*Information provided:*
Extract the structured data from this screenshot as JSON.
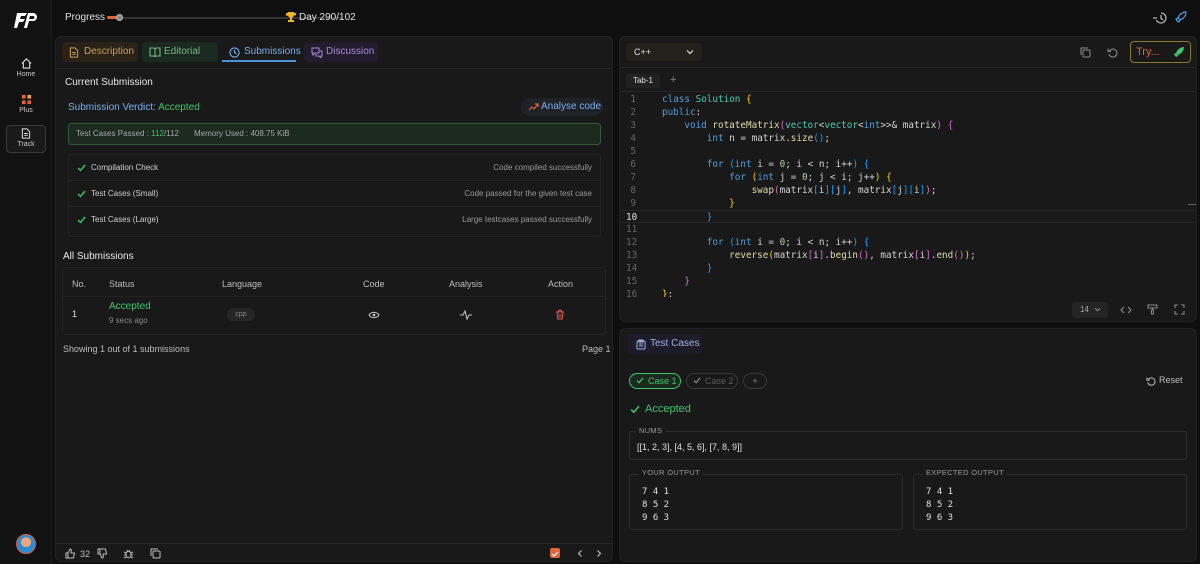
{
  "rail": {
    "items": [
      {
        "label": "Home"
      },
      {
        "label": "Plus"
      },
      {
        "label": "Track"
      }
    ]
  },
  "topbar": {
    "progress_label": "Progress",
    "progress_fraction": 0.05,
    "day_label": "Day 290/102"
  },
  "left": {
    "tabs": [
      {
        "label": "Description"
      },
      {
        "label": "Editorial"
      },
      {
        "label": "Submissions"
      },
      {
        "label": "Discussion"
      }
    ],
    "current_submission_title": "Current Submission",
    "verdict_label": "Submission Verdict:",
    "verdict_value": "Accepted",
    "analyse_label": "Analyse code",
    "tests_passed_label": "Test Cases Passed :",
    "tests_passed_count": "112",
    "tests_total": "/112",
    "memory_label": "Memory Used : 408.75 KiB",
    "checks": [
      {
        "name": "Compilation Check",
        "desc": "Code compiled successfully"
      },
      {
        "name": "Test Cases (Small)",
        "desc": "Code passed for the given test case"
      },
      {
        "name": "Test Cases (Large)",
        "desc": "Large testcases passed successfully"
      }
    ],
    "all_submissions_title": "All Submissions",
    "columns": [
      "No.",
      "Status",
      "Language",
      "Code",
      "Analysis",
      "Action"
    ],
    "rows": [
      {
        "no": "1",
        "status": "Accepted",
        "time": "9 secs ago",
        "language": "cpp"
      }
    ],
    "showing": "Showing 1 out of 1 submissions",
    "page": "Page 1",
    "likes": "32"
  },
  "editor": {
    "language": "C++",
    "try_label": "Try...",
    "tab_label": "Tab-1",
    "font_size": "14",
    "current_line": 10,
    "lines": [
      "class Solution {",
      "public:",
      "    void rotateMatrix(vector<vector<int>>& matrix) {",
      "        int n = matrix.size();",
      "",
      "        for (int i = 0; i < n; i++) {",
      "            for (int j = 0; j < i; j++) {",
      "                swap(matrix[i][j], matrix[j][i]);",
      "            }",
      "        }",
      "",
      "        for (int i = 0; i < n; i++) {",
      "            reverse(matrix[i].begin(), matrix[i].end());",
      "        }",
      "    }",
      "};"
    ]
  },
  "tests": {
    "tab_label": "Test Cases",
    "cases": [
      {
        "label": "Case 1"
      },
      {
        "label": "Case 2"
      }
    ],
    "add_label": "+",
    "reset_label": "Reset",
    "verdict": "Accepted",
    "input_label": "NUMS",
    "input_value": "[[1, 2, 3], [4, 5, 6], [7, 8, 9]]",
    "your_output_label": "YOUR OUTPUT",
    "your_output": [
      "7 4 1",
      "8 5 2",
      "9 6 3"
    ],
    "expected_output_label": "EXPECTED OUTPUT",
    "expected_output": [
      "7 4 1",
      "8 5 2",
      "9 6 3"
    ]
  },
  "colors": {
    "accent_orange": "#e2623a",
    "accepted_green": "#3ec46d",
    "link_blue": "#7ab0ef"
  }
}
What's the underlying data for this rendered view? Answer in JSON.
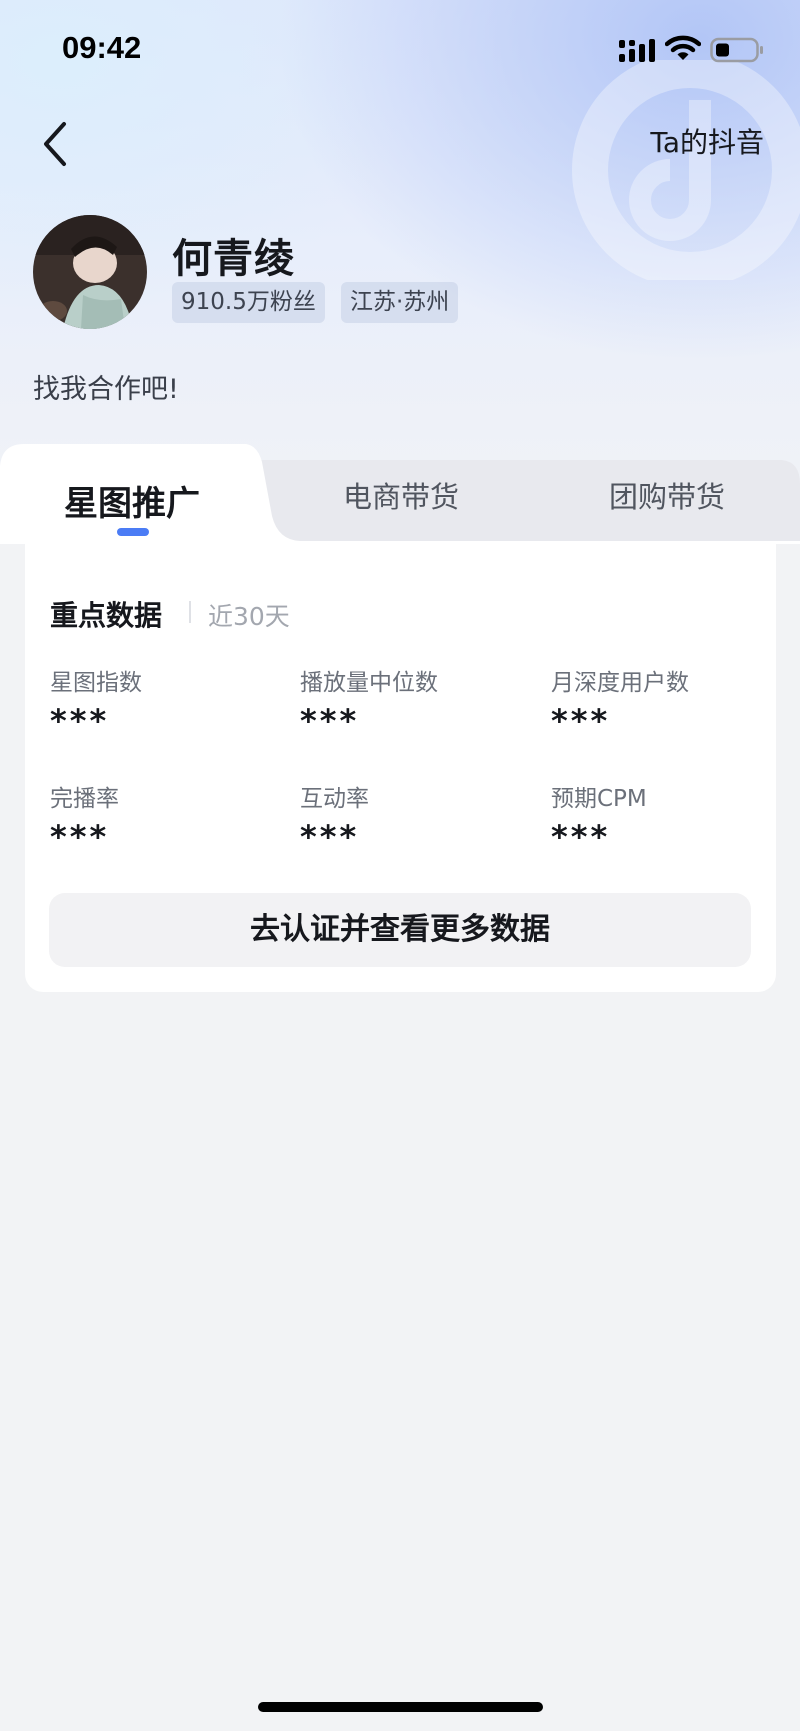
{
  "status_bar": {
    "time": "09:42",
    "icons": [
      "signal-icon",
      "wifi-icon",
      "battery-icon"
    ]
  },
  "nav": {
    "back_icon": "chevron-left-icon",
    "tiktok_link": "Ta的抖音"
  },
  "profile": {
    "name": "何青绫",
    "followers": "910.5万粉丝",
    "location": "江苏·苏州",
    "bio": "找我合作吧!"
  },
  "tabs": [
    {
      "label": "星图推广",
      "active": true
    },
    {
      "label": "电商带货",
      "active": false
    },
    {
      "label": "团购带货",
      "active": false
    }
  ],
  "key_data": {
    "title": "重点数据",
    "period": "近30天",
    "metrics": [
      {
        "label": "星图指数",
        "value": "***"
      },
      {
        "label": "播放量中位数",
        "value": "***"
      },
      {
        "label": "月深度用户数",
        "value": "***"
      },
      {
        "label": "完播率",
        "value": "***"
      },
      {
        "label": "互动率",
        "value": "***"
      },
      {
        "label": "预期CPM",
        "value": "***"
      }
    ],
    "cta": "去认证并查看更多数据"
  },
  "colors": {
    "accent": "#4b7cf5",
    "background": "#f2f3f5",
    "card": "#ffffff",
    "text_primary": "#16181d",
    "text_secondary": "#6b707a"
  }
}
==
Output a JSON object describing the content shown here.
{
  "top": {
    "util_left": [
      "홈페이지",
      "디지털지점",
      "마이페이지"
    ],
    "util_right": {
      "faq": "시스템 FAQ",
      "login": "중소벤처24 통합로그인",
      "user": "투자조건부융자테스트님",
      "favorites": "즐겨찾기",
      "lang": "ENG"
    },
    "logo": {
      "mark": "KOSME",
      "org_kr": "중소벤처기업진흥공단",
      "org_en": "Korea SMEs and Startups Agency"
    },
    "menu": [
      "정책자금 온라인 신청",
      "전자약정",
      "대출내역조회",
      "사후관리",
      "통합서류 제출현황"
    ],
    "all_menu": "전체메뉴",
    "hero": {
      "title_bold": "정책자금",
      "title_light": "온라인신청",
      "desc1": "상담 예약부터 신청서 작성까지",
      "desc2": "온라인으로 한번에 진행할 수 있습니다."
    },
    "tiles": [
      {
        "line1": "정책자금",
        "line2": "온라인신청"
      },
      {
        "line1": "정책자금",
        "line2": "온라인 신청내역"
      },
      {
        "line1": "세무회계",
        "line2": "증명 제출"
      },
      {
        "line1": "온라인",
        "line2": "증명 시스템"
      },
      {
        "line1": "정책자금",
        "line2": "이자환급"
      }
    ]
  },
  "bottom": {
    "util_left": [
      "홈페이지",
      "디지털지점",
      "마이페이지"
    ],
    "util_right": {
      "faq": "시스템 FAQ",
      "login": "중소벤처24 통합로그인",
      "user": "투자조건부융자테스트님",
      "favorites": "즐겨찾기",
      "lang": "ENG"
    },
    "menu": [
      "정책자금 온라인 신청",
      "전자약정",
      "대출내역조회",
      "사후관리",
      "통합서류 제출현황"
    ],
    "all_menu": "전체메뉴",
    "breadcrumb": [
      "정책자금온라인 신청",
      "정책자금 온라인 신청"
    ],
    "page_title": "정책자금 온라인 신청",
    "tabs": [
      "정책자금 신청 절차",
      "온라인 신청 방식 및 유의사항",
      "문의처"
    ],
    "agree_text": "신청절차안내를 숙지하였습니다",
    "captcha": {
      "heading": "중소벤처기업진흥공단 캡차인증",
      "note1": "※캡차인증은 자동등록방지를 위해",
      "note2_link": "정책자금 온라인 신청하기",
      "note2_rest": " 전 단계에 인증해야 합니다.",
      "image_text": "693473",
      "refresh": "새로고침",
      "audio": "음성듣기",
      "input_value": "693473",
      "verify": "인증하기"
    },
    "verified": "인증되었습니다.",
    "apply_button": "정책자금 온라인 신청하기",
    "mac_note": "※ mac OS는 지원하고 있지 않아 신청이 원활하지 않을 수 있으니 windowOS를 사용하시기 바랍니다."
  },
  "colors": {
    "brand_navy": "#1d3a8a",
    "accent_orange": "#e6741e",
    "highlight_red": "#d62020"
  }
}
...
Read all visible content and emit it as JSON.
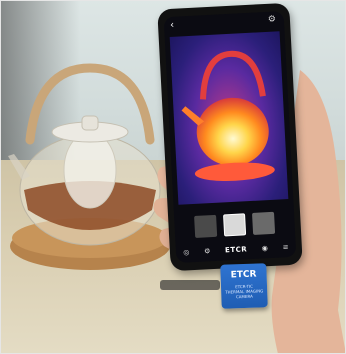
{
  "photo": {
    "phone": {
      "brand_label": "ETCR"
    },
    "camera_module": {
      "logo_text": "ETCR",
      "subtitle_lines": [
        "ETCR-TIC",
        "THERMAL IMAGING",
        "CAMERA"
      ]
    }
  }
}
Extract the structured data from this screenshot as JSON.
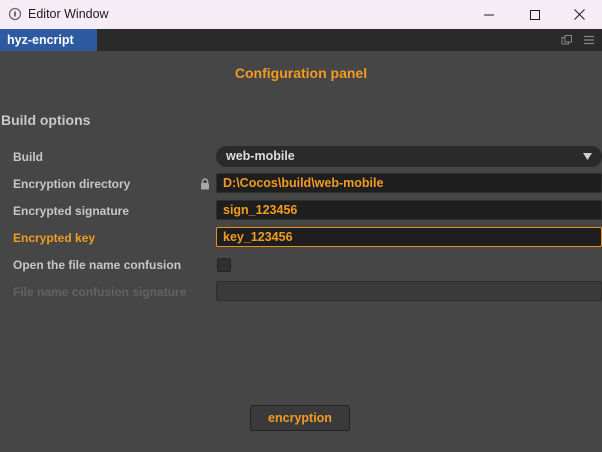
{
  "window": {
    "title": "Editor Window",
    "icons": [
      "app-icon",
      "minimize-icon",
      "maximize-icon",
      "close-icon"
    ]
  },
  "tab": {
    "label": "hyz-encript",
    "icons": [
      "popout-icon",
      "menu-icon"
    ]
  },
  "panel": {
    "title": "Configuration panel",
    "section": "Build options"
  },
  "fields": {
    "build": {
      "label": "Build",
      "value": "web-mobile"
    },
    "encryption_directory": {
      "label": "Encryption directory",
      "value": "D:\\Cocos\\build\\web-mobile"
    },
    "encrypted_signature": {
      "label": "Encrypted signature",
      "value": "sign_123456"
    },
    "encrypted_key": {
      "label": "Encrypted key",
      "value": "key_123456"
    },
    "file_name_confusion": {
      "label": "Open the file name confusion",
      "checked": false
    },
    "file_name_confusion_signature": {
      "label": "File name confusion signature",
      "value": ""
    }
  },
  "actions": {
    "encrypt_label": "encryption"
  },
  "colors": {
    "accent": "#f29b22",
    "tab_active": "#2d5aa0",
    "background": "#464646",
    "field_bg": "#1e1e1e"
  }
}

*Required task:* Give the number of lines in the listing above that hold the string "JSON", with nothing else.

*Solution to this exercise:* 5